┏━━

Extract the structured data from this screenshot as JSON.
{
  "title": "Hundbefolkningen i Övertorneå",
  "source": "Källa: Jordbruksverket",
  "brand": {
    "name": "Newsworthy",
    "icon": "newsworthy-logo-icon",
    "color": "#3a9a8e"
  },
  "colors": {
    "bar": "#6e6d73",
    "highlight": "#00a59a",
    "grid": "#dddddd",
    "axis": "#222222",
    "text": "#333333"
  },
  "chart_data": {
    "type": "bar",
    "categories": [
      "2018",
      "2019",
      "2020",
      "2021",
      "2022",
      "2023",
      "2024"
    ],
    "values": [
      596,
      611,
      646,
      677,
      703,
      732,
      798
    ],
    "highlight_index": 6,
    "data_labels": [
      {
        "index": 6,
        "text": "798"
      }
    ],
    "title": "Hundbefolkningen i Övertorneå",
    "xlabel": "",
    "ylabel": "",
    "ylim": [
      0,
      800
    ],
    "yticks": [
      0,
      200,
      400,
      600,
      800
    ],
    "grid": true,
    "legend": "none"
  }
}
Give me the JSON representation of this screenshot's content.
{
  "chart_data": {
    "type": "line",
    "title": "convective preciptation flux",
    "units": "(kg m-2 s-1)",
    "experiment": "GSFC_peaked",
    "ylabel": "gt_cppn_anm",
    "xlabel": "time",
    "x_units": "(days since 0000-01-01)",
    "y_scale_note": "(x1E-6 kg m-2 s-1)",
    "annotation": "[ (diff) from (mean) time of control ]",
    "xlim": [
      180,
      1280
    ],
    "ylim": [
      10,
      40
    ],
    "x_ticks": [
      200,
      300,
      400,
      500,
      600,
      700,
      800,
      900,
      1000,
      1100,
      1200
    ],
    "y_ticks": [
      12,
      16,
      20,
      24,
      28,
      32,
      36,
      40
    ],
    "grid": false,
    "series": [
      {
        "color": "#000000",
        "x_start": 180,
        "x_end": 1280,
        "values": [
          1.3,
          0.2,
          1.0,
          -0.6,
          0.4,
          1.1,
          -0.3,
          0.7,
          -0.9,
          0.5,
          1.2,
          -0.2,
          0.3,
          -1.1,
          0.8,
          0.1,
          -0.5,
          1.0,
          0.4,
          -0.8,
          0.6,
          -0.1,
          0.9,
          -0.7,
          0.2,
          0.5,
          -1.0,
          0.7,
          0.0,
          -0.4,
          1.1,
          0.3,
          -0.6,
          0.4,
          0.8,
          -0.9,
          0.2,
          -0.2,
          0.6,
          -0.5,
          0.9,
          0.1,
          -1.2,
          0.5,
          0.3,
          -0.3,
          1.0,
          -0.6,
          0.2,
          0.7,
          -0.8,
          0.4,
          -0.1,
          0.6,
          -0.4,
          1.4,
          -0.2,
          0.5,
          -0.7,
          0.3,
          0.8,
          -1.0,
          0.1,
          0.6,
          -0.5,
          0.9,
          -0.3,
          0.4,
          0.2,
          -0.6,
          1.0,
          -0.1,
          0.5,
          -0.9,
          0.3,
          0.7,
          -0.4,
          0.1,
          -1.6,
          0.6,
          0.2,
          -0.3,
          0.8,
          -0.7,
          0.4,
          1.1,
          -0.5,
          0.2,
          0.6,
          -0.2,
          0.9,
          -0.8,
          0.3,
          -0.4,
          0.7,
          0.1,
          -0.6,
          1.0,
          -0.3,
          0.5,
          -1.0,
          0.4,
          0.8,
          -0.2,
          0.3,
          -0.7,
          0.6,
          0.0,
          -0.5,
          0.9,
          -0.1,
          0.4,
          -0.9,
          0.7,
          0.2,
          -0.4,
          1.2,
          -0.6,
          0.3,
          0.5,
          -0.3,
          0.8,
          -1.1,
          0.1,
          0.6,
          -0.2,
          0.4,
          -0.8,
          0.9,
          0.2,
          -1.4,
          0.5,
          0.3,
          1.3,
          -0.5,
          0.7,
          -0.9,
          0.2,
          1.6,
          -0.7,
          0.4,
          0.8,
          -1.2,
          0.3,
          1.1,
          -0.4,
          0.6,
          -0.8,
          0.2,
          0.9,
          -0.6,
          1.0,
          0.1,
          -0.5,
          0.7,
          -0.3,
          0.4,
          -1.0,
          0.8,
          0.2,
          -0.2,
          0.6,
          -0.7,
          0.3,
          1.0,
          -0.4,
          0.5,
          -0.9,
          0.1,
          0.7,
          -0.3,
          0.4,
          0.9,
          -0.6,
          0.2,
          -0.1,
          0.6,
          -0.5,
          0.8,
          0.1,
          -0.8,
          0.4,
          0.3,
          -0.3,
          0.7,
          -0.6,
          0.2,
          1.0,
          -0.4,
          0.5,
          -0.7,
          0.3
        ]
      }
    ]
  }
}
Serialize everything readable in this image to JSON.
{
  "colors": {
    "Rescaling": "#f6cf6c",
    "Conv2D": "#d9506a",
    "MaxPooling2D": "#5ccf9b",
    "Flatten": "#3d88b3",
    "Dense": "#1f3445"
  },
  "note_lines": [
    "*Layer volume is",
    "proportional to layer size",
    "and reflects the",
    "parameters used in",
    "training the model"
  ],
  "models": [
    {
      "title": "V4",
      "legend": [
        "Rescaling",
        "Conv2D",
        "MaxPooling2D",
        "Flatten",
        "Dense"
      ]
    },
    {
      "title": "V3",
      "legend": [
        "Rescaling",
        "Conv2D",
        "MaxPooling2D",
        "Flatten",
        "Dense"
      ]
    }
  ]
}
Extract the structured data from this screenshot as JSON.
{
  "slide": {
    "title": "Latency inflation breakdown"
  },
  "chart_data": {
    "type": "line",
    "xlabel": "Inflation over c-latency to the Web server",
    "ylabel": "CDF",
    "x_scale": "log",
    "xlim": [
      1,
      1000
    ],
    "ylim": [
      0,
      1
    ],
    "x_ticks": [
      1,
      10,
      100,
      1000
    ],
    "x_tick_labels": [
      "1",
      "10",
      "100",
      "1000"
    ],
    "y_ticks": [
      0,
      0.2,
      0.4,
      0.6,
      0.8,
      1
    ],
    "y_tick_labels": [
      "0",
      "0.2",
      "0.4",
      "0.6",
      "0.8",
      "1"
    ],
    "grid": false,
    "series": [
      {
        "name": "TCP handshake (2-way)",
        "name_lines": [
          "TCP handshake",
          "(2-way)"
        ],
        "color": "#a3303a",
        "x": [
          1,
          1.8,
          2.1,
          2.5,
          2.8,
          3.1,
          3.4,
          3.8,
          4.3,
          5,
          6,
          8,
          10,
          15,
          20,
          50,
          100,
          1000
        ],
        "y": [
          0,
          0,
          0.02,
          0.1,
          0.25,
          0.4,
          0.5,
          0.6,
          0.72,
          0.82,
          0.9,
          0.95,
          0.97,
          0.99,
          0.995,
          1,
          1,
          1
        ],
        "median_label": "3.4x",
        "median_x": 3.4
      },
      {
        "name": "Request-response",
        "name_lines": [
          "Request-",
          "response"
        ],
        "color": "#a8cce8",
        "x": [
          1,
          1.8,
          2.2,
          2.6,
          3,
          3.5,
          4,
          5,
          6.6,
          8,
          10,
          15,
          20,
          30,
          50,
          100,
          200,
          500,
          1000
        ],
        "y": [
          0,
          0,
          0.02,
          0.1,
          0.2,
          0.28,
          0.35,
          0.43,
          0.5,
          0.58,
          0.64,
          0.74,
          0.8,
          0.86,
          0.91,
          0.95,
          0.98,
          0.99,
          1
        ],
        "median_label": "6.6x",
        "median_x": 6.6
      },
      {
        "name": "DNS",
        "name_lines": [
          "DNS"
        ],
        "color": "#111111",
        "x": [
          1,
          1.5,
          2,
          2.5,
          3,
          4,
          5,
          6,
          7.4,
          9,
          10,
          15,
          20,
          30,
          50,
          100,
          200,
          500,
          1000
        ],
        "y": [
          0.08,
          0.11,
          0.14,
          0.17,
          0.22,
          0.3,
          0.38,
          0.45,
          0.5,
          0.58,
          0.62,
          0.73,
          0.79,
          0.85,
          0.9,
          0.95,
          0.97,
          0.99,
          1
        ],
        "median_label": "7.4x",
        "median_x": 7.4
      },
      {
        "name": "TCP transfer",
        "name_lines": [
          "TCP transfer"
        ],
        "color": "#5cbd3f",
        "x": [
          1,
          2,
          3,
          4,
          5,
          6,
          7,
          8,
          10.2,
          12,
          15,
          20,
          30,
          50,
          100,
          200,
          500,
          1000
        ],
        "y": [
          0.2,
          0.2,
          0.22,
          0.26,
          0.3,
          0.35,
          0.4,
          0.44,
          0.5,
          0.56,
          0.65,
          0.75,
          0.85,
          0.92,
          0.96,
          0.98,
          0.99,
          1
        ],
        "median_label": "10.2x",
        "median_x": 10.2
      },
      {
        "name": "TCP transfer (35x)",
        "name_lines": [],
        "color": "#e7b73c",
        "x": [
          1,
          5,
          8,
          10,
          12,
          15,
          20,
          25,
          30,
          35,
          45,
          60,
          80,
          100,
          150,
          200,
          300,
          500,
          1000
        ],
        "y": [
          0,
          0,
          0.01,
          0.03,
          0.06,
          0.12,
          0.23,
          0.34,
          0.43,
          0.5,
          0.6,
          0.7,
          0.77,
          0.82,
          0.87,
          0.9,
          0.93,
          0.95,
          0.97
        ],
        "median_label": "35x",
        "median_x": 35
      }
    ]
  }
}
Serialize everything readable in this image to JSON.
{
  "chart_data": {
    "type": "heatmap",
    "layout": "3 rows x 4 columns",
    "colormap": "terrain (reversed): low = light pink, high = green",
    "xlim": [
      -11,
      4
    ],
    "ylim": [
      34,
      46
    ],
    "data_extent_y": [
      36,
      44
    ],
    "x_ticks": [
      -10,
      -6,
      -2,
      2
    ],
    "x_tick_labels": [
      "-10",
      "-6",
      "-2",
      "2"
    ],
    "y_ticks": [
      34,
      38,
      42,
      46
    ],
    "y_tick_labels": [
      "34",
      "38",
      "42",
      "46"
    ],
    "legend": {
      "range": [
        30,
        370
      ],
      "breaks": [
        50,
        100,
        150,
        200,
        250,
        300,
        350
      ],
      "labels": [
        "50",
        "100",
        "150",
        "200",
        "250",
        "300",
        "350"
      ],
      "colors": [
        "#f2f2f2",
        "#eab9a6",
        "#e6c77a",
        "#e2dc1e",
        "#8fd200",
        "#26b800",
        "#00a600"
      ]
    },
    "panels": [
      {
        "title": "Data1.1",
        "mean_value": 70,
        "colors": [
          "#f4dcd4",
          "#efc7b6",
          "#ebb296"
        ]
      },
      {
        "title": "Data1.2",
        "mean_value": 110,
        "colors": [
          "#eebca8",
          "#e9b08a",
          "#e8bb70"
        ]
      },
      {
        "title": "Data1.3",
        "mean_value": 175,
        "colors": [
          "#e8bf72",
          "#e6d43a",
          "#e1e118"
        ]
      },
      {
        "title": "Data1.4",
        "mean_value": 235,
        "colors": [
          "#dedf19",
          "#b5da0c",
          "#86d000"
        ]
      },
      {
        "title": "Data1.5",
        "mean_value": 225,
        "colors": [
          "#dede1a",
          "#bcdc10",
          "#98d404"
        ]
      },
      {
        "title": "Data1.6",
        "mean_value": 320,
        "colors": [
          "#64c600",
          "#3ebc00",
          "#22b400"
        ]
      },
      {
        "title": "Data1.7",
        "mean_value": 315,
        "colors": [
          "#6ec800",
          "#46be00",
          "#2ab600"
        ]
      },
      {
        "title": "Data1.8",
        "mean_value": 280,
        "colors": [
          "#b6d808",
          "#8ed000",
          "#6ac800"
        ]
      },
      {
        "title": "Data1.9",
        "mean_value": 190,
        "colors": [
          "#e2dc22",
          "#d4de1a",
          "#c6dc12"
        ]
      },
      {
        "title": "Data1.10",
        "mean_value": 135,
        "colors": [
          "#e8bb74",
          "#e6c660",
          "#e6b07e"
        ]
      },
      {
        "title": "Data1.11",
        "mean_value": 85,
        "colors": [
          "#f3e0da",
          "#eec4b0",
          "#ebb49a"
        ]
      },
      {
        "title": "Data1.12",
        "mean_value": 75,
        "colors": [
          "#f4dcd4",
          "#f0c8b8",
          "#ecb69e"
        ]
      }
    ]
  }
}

┗━━

AIM:
Search the entries for the string "xlabel" and collect each line that has it.

EXPECTED OUTPUT:
    "xlabel": "",
    "xlabel": "time",
    "xlabel": "Inflation over c-latency to the Web server",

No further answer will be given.